** Start DATASET ENTRIES **

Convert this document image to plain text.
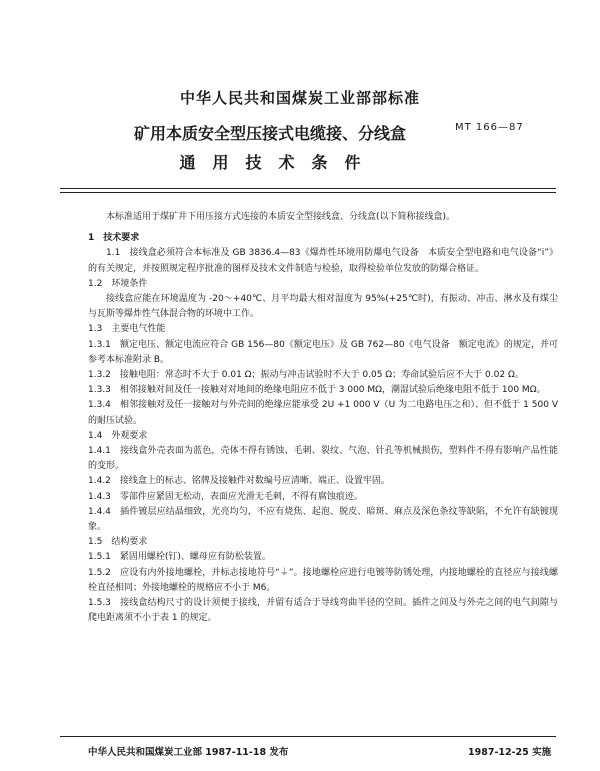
中华人民共和国煤炭工业部部标准
矿用本质安全型压接式电缆接、分线盒	MT 166—87
通用技术条件

本标准适用于煤矿井下用压接方式连接的本质安全型接线盒、分线盒(以下简称接线盒)。

1　技术要求

1.1　接线盒必须符合本标准及 GB 3836.4—83《爆炸性环境用防爆电气设备　本质安全型电路和电气设备“i”》的有关规定，并按照规定程序批准的图样及技术文件制造与检验，取得检验单位发放的防爆合格证。

1.2　环境条件

接线盒应能在环境温度为 -20～+40℃、月平均最大相对湿度为 95%(+25℃时)，有振动、冲击、淋水及有煤尘与瓦斯等爆炸性气体混合物的环境中工作。

1.3　主要电气性能

1.3.1　额定电压、额定电流应符合 GB 156—80《额定电压》及 GB 762—80《电气设备　额定电流》的规定，并可参考本标准附录 B。

1.3.2　接触电阻：常态时不大于 0.01 Ω；振动与冲击试验时不大于 0.05 Ω；寿命试验后应不大于 0.02 Ω。

1.3.3　相邻接触对间及任一接触对对地间的绝缘电阻应不低于 3 000 MΩ，潮湿试验后绝缘电阻不低于 100 MΩ。

1.3.4　相邻接触对及任一接触对与外壳间的绝缘应能承受 2U +1 000 V（U 为二电路电压之和）、但不低于 1 500 V 的耐压试验。

1.4　外观要求

1.4.1　接线盒外壳表面为蓝色，壳体不得有锈蚀、毛刺、裂纹、气泡、针孔等机械损伤，塑料件不得有影响产品性能的变形。

1.4.2　接线盒上的标志、铭牌及接触件对数编号应清晰、端正、设置牢固。

1.4.3　零部件应紧固无松动，表面应光滑无毛刺，不得有腐蚀痕迹。

1.4.4　插件镀层应结晶细致，光亮均匀，不应有烧焦、起泡、脱皮、暗斑、麻点及深色条纹等缺陷，不允许有缺镀现象。

1.5　结构要求

1.5.1　紧固用螺栓(钉)、螺母应有防松装置。

1.5.2　应设有内外接地螺栓，并标志接地符号“⏚”。接地螺栓应进行电镀等防锈处理，内接地螺栓的直径应与接线螺栓直径相同；外接地螺栓的规格应不小于 M6。

1.5.3　接线盒结构尺寸的设计须便于接线，并留有适合于导线弯曲半径的空间。插件之间及与外壳之间的电气间隙与爬电距离须不小于表 1 的规定。

中华人民共和国煤炭工业部 1987-11-18 发布	1987-12-25 实施
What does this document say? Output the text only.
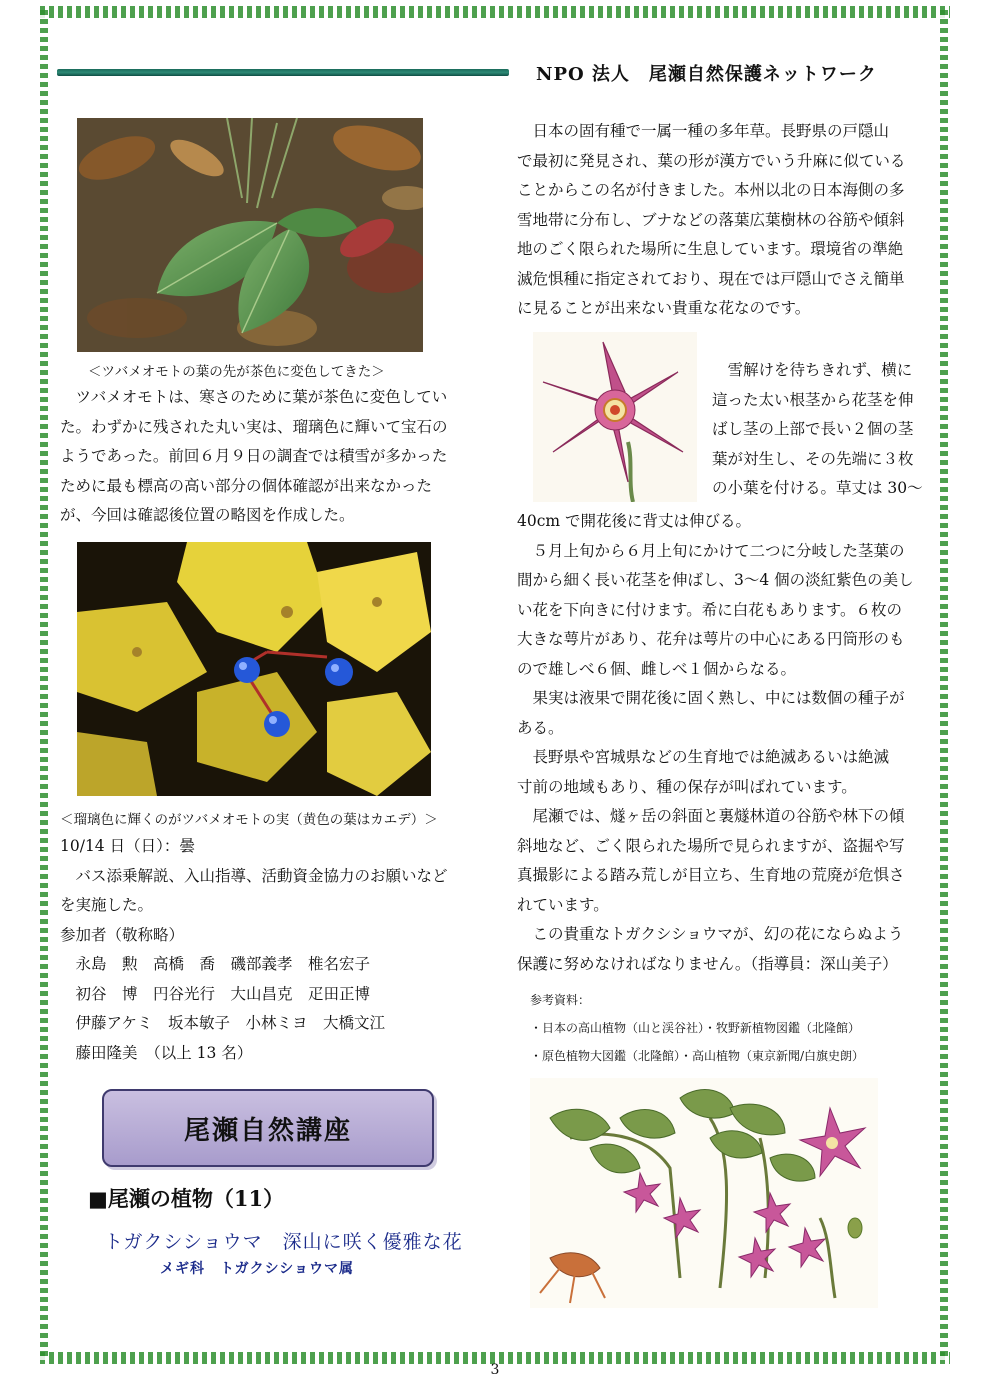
NPO 法人　尾瀬自然保護ネットワーク
＜ツバメオモトの葉の先が茶色に変色してきた＞
　ツバメオモトは、寒さのために葉が茶色に変色してい
た。わずかに残された丸い実は、瑠璃色に輝いて宝石の
ようであった。前回６月９日の調査では積雪が多かった
ために最も標高の高い部分の個体確認が出来なかった
が、今回は確認後位置の略図を作成した。
＜瑠璃色に輝くのがツバメオモトの実（黄色の葉はカエデ）＞
10/14 日（日）：曇
　バス添乗解説、入山指導、活動資金協力のお願いなど
を実施した。
参加者（敬称略）
　永島　勲　高橋　喬　磯部義孝　椎名宏子
　初谷　博　円谷光行　大山昌克　疋田正博
　伊藤アケミ　坂本敏子　小林ミヨ　大橋文江
　藤田隆美　（以上 13 名）
尾瀬自然講座
■尾瀬の植物（11）
トガクシショウマ　深山に咲く優雅な花
メギ科　トガクシショウマ属
　日本の固有種で一属一種の多年草。長野県の戸隠山
で最初に発見され、葉の形が漢方でいう升麻に似ている
ことからこの名が付きました。本州以北の日本海側の多
雪地帯に分布し、ブナなどの落葉広葉樹林の谷筋や傾斜
地のごく限られた場所に生息しています。環境省の準絶
滅危惧種に指定されており、現在では戸隠山でさえ簡単
に見ることが出来ない貴重な花なのです。
　雪解けを待ちきれず、横に
這った太い根茎から花茎を伸
ばし茎の上部で長い２個の茎
葉が対生し、その先端に３枚
の小葉を付ける。草丈は 30～
40cm で開花後に背丈は伸びる。
　５月上旬から６月上旬にかけて二つに分岐した茎葉の
間から細く長い花茎を伸ばし、3～4 個の淡紅紫色の美し
い花を下向きに付けます。希に白花もあります。６枚の
大きな萼片があり、花弁は萼片の中心にある円筒形のも
ので雄しべ６個、雌しべ１個からなる。
　果実は液果で開花後に固く熟し、中には数個の種子が
ある。
　長野県や宮城県などの生育地では絶滅あるいは絶滅
寸前の地域もあり、種の保存が叫ばれています。
　尾瀬では、燧ヶ岳の斜面と裏燧林道の谷筋や林下の傾
斜地など、ごく限られた場所で見られますが、盗掘や写
真撮影による踏み荒しが目立ち、生育地の荒廃が危惧さ
れています。
　この貴重なトガクシショウマが、幻の花にならぬよう
保護に努めなければなりません。（指導員：深山美子）
参考資料：
・日本の高山植物（山と渓谷社）・牧野新植物図鑑（北隆館）
・原色植物大図鑑（北隆館）・高山植物（東京新聞/白旗史朗）
3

** End DATASET ENTRIES **

» WRITTEN EXERCISE:
Say the number of lines in the records above that include the string "text", and no more.

» EXERCISE ANSWER:
2